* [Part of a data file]
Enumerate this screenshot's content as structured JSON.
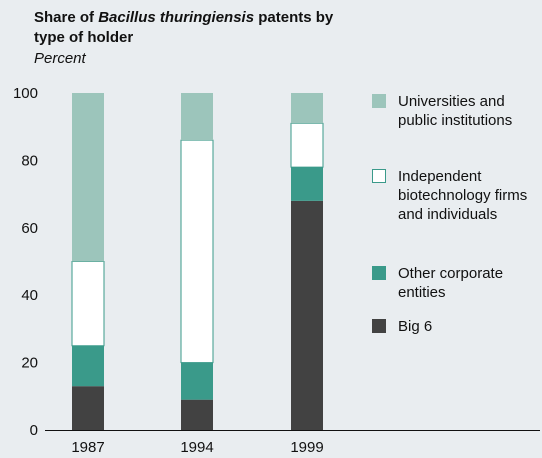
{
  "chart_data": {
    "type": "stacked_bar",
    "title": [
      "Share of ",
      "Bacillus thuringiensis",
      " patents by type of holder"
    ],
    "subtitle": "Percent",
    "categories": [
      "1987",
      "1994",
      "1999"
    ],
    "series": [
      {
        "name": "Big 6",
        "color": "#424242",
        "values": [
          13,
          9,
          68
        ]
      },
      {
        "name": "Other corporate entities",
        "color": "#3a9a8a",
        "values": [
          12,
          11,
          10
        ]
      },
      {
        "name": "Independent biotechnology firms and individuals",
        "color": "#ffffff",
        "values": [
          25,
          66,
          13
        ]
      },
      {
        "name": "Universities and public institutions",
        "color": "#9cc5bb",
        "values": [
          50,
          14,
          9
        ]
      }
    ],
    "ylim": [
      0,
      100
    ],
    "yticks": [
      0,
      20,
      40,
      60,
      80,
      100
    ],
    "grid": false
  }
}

* [Directive] Without the pictures, restate each entry exactly.

* [Solution below]
Enumerate this screenshot's content as structured JSON.
{
  "chart_data": {
    "type": "stacked_bar",
    "title": [
      "Share of ",
      "Bacillus thuringiensis",
      " patents by type of holder"
    ],
    "subtitle": "Percent",
    "categories": [
      "1987",
      "1994",
      "1999"
    ],
    "series": [
      {
        "name": "Big 6",
        "color": "#424242",
        "values": [
          13,
          9,
          68
        ]
      },
      {
        "name": "Other corporate entities",
        "color": "#3a9a8a",
        "values": [
          12,
          11,
          10
        ]
      },
      {
        "name": "Independent biotechnology firms and individuals",
        "color": "#ffffff",
        "values": [
          25,
          66,
          13
        ]
      },
      {
        "name": "Universities and public institutions",
        "color": "#9cc5bb",
        "values": [
          50,
          14,
          9
        ]
      }
    ],
    "ylim": [
      0,
      100
    ],
    "yticks": [
      0,
      20,
      40,
      60,
      80,
      100
    ],
    "grid": false
  }
}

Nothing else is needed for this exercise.